DIRECTIONS ▸ From the records below, pull each line that has "Fontana".

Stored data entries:
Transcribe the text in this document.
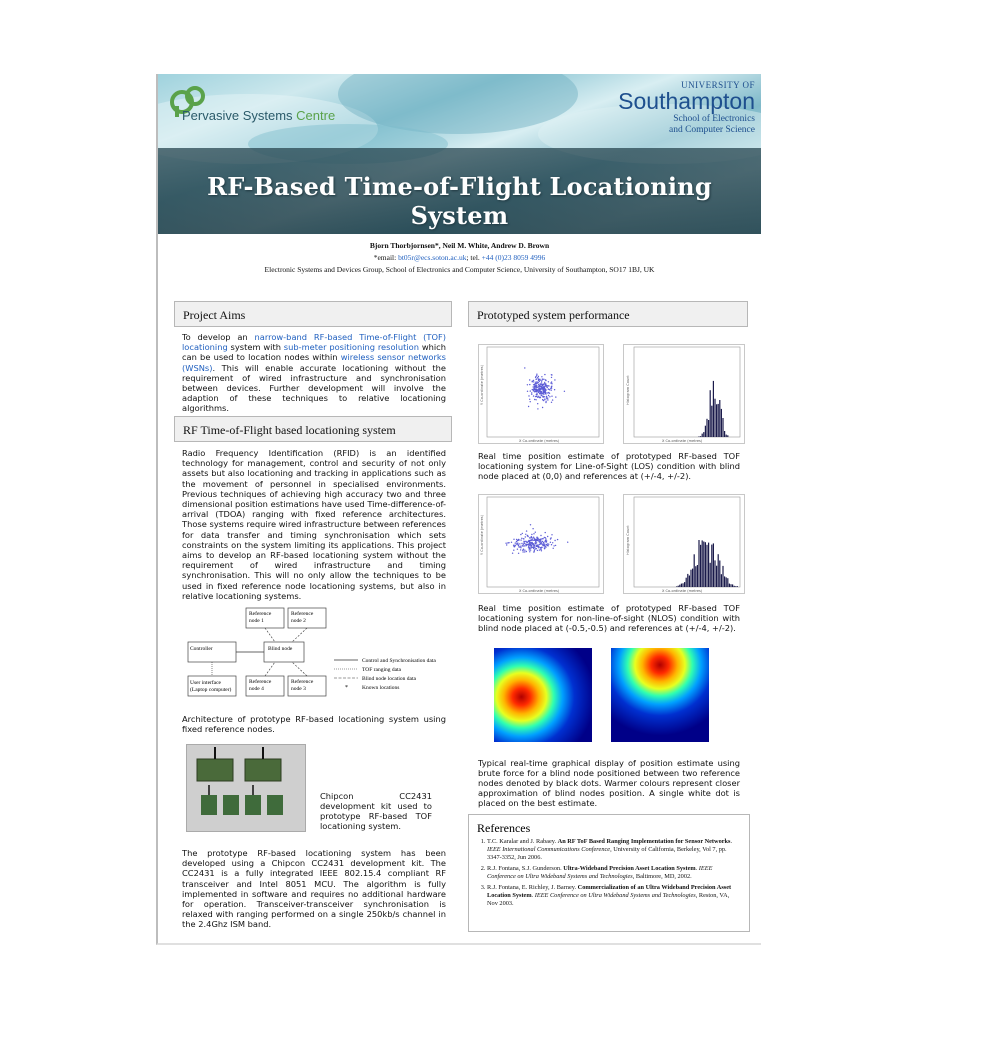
Pervasive Systems Centre
UNIVERSITY OF
Southampton
School of Electronics
and Computer Science
RF-Based Time-of-Flight Locationing System
Bjorn Thorbjornsen*, Neil M. White, Andrew D. Brown
*email: bt05r@ecs.soton.ac.uk; tel. +44 (0)23 8059 4996
Electronic Systems and Devices Group, School of Electronics and Computer Science, University of Southampton, SO17 1BJ, UK
Project Aims
To develop an narrow-band RF-based Time-of-Flight (TOF) locationing system with sub-meter positioning resolution which can be used to location nodes within wireless sensor networks (WSNs). This will enable accurate locationing without the requirement of wired infrastructure and synchronisation between devices. Further development will involve the adaption of these techniques to relative locationing algorithms.
RF Time-of-Flight based locationing system
Radio Frequency Identification (RFID) is an identified technology for management, control and security of not only assets but also locationing and tracking in applications such as the movement of personnel in specialised environments. Previous techniques of achieving high accuracy two and three dimensional position estimations have used Time-difference-of-arrival (TDOA) ranging with fixed reference architectures. Those systems require wired infrastructure between references for data transfer and timing synchronisation which sets constraints on the system limiting its applications. This project aims to develop an RF-based locationing system without the requirement of wired infrastructure and timing synchronisation. This will no only allow the techniques to be used in fixed reference node locationing systems, but also in relative locationing systems.
Reference
node 1
Reference
node 2
Controller	Blind node
User interface
(Laptop computer)
Reference
node 4
Reference
node 3
Control and Synchronisation data
TOF ranging data
Blind node location data
*	Known locations
Architecture of prototype RF-based locationing system using fixed reference nodes.
Chipcon CC2431 development kit used to prototype RF-based TOF locationing system.
The prototype RF-based locationing system has been developed using a Chipcon CC2431 development kit. The CC2431 is a fully integrated IEEE 802.15.4 compliant RF transceiver and Intel 8051 MCU. The algorithm is fully implemented in software and requires no additional hardware for operation. Transceiver-transceiver synchronisation is relaxed with ranging performed on a single 250kb/s channel in the 2.4Ghz ISM band.
Prototyped system performance
X Co-ordinate (metres)
Y Co-ordinate (metres)
X Co-ordinate (metres)
Histogram Count
Real time position estimate of prototyped RF-based TOF locationing system for Line-of-Sight (LOS) condition with blind node placed at (0,0) and references at (+/-4, +/-2).
X Co-ordinate (metres)
Y Co-ordinate (metres)
X Co-ordinate (metres)
Histogram Count
Real time position estimate of prototyped RF-based TOF locationing system for non-line-of-sight (NLOS) condition with blind node placed at (-0.5,-0.5) and references at (+/-4, +/-2).
Typical real-time graphical display of position estimate using brute force for a blind node positioned between two reference nodes denoted by black dots. Warmer colours represent closer approximation of blind nodes position. A single white dot is placed on the best estimate.
References
1. T.C. Karalar and J. Rabaey. An RF ToF Based Ranging Implementation for Sensor Networks. IEEE International Communications Conference, University of California, Berkeley, Vol 7, pp. 3347-3352, Jun 2006.
2. R.J. Fontana, S.J. Gunderson. Ultra-Wideband Precision Asset Location System. IEEE Conference on Ultra Wideband Systems and Technologies, Baltimore, MD, 2002.
3. R.J. Fontana, E. Richley, J. Barney. Commercialization of an Ultra Wideband Precision Asset Location System. IEEE Conference on Ultra Wideband Systems and Technologies, Reston, VA, Nov 2003.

EXERCISE SOLUTION ▸
2. R.J. Fontana, S.J. Gunderson. Ultra-Wideband Precision Asset Location System. IEEE Conference on Ultra Wideband Systems and Technologies, Baltimore, MD, 2002.
3. R.J. Fontana, E. Richley, J. Barney. Commercialization of an Ultra Wideband Precision Asset Location System. IEEE Conference on Ultra Wideband Systems and Technologies, Reston, VA, Nov 2003.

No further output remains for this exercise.